====== PROVIDED DATA

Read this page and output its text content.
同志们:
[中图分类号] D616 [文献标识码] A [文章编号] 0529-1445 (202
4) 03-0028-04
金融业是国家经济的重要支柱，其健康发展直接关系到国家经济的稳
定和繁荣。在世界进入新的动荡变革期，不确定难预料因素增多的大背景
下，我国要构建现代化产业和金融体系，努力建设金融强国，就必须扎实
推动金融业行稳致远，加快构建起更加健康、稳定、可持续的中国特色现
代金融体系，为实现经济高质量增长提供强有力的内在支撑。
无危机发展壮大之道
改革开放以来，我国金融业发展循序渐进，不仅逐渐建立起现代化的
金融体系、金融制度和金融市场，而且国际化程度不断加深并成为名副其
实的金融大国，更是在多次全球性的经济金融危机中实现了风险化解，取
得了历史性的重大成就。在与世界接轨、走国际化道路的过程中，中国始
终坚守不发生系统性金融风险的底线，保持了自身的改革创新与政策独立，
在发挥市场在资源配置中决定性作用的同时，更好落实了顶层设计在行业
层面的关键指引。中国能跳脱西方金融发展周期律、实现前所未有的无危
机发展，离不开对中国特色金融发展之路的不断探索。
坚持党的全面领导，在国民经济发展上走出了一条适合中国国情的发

============

_GIVEN TASK_. Repeat the material above in full, exactly as it stands.

_SOLUTION TO THIS EXERCISE_.
Read this page and output its text content.
同志们:
[中图分类号] D616 [文献标识码] A [文章编号] 0529-1445 (202
4) 03-0028-04
金融业是国家经济的重要支柱，其健康发展直接关系到国家经济的稳
定和繁荣。在世界进入新的动荡变革期，不确定难预料因素增多的大背景
下，我国要构建现代化产业和金融体系，努力建设金融强国，就必须扎实
推动金融业行稳致远，加快构建起更加健康、稳定、可持续的中国特色现
代金融体系，为实现经济高质量增长提供强有力的内在支撑。
无危机发展壮大之道
改革开放以来，我国金融业发展循序渐进，不仅逐渐建立起现代化的
金融体系、金融制度和金融市场，而且国际化程度不断加深并成为名副其
实的金融大国，更是在多次全球性的经济金融危机中实现了风险化解，取
得了历史性的重大成就。在与世界接轨、走国际化道路的过程中，中国始
终坚守不发生系统性金融风险的底线，保持了自身的改革创新与政策独立，
在发挥市场在资源配置中决定性作用的同时，更好落实了顶层设计在行业
层面的关键指引。中国能跳脱西方金融发展周期律、实现前所未有的无危
机发展，离不开对中国特色金融发展之路的不断探索。
坚持党的全面领导，在国民经济发展上走出了一条适合中国国情的发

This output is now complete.